▶ RECORDS FOR THE EXERCISE:
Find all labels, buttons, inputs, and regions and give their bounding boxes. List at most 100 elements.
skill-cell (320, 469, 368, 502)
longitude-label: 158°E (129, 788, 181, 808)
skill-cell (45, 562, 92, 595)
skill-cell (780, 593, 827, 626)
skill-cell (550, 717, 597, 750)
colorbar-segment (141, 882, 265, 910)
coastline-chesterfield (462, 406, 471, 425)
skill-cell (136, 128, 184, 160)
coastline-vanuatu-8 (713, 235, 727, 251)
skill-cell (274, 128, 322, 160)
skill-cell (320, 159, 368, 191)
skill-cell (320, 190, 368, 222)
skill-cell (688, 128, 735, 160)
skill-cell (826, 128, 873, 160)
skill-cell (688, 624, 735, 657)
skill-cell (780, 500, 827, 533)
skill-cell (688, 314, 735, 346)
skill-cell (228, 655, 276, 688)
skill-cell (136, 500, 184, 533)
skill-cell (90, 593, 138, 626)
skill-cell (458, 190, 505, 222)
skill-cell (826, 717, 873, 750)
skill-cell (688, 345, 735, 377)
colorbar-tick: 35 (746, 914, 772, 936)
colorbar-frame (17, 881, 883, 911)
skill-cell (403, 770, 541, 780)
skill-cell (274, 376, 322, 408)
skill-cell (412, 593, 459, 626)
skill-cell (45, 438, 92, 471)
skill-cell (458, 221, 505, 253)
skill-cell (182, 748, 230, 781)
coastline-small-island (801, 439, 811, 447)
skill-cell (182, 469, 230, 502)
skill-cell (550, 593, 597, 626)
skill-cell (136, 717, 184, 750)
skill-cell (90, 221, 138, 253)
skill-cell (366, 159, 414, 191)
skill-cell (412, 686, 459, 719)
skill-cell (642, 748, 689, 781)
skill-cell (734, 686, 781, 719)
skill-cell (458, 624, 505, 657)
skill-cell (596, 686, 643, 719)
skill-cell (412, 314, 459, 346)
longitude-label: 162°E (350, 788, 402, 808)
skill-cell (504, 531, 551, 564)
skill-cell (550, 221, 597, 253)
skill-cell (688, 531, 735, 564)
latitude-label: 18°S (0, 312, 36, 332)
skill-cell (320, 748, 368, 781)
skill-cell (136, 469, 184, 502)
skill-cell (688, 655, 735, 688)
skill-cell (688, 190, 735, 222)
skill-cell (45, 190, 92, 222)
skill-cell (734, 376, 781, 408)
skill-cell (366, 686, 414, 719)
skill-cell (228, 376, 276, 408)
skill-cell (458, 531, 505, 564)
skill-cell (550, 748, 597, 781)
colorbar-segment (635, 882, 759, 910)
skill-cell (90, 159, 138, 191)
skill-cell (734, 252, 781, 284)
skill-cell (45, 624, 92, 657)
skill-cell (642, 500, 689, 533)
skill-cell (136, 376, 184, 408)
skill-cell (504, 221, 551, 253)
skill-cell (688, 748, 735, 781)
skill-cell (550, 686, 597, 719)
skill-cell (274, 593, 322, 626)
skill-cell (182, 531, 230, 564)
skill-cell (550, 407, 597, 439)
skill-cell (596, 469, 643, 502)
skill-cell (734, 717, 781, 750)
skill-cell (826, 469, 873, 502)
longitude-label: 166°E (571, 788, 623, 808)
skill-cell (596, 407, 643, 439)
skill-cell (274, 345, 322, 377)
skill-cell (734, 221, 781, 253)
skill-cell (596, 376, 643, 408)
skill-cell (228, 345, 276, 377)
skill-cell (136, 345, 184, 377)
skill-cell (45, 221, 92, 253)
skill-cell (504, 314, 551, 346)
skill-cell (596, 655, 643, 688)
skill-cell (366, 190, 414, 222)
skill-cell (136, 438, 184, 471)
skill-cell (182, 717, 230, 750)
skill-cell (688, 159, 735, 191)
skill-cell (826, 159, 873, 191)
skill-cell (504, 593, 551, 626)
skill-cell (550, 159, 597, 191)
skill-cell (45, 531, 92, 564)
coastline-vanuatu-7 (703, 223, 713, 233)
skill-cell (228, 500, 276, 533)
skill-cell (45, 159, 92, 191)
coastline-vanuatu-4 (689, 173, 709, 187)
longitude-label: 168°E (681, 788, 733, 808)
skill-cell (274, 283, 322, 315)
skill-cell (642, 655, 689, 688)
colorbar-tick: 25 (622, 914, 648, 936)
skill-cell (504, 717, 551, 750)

---

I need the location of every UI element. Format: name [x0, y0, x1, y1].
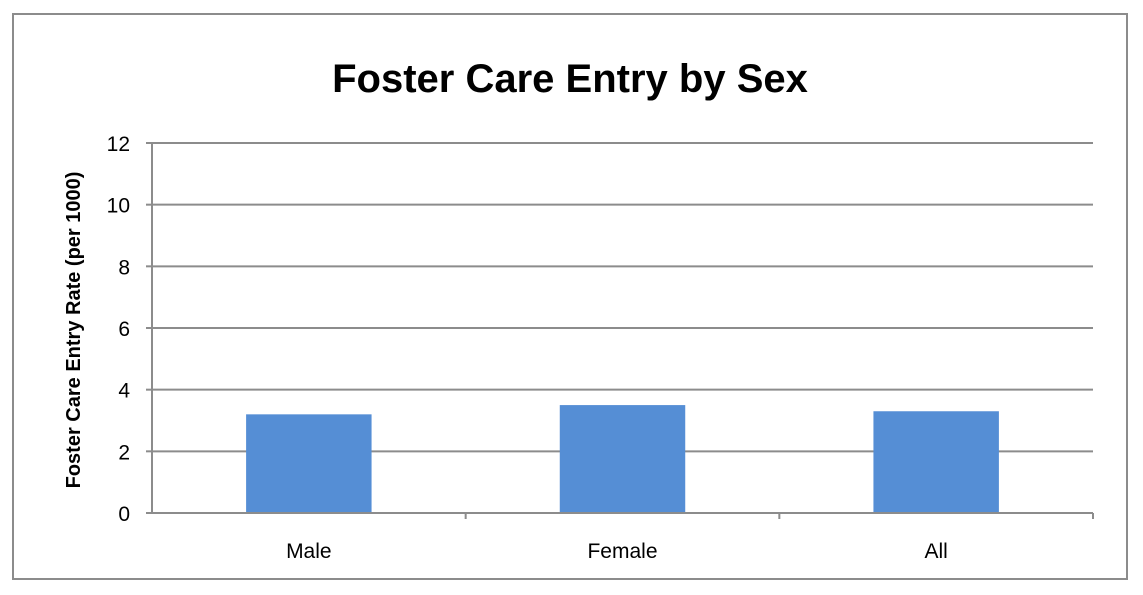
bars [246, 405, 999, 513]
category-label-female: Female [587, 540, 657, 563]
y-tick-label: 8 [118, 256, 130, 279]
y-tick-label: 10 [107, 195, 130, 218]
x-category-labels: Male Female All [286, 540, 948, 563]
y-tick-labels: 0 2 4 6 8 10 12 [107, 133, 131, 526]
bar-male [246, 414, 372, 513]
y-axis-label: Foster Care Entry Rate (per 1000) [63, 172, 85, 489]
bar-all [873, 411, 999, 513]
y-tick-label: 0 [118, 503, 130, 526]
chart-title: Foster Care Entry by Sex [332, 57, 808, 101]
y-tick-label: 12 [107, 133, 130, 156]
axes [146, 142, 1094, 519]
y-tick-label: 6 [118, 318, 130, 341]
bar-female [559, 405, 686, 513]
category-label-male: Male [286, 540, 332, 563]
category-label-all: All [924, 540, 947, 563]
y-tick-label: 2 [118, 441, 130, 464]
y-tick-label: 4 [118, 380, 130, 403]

---

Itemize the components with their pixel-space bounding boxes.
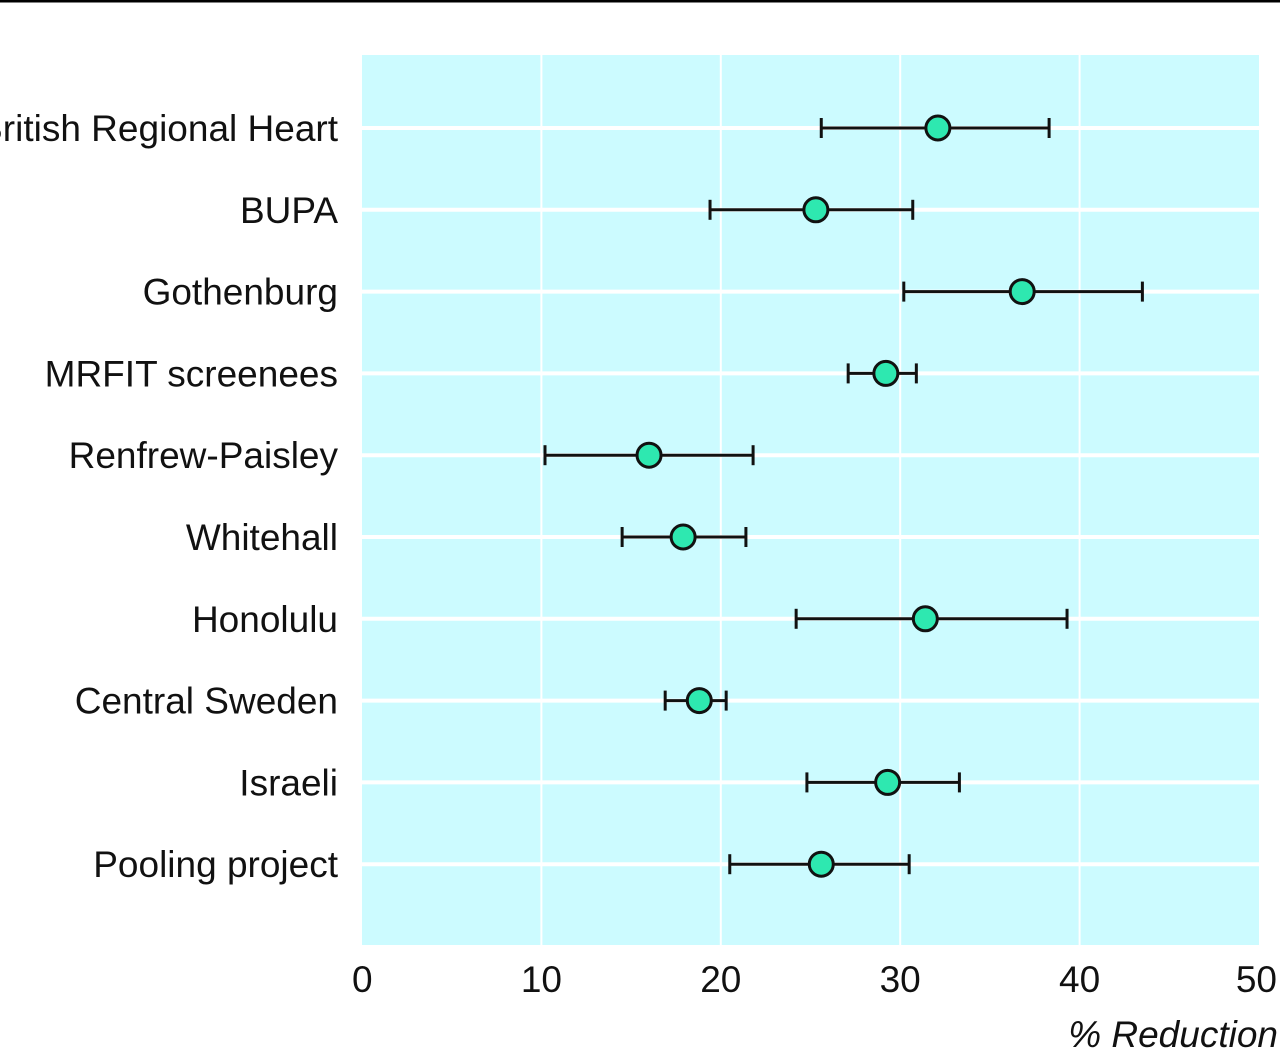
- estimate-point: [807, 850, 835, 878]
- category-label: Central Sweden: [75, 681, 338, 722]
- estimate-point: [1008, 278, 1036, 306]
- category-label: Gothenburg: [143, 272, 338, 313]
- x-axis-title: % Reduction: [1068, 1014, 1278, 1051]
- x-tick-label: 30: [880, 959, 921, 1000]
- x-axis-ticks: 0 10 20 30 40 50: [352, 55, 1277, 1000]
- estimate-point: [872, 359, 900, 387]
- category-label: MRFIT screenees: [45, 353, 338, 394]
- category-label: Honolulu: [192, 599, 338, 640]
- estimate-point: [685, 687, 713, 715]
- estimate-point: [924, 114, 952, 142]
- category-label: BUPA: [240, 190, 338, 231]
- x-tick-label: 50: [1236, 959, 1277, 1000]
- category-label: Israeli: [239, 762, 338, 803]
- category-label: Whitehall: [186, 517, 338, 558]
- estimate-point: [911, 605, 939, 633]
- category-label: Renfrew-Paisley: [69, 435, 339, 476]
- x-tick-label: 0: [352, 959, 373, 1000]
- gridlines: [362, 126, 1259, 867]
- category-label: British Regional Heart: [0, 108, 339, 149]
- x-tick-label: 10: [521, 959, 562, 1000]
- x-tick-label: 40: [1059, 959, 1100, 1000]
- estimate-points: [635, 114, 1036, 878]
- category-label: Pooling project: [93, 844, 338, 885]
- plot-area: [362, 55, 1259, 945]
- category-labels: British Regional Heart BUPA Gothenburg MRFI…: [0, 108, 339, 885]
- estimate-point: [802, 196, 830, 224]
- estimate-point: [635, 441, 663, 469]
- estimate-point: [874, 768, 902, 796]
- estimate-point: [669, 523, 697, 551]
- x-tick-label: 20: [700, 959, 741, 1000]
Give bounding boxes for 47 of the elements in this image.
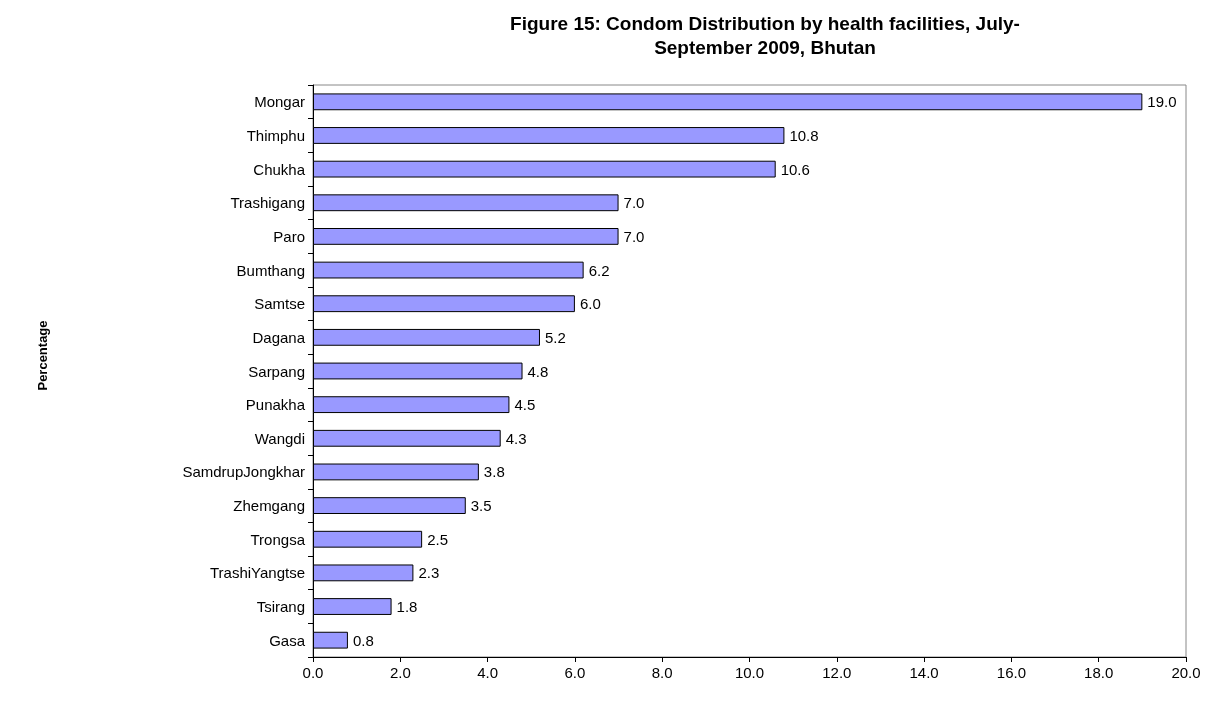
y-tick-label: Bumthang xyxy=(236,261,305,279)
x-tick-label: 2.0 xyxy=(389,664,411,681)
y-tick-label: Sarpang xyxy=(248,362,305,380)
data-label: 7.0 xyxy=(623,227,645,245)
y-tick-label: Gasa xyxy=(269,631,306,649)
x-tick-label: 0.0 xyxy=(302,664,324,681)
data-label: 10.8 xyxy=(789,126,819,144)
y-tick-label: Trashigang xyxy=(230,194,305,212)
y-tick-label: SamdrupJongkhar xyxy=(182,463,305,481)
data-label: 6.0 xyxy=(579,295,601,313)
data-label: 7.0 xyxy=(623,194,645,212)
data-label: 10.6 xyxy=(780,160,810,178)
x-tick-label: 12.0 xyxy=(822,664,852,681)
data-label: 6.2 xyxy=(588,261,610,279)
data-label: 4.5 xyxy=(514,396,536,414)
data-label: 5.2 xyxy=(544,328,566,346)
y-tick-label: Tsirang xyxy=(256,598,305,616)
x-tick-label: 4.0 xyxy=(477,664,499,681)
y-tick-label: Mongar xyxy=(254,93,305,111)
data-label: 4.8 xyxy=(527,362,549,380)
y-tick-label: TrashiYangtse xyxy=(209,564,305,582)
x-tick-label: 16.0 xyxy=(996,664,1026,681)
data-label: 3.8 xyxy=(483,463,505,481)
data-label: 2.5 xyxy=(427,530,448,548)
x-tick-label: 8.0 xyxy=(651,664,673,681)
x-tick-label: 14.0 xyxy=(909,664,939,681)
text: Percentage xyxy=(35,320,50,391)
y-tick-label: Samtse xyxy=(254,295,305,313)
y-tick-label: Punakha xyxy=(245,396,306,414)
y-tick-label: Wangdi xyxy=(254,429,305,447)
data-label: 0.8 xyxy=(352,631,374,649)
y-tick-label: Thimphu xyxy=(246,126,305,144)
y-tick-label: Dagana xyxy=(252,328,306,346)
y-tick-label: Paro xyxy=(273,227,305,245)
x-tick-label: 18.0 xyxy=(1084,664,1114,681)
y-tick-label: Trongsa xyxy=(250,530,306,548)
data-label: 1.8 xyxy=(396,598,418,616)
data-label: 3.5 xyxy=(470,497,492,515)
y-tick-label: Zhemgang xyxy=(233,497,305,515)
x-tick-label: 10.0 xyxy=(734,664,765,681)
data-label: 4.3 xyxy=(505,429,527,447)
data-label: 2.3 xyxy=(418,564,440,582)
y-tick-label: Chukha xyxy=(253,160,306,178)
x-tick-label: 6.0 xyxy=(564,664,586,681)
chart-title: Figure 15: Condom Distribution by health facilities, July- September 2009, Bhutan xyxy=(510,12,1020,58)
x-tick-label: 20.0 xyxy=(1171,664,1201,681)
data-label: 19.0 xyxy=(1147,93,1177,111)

▶ EXERCISE: Reproduce verbatim the records starting at the line that contains "bars [246, 405, 999, 513]" and ending at the line that contains "y-axis-label: Foster Care", including both of those lines.

▶ TASK ANSWER:
bars [246, 405, 999, 513]
category-label-female: Female [587, 540, 657, 563]
y-tick-label: 8 [118, 256, 130, 279]
y-tick-label: 10 [107, 195, 130, 218]
x-category-labels: Male Female All [286, 540, 948, 563]
y-tick-labels: 0 2 4 6 8 10 12 [107, 133, 131, 526]
bar-male [246, 414, 372, 513]
y-axis-label: Foster Care Entry Rate (per 1000) [63, 172, 85, 489]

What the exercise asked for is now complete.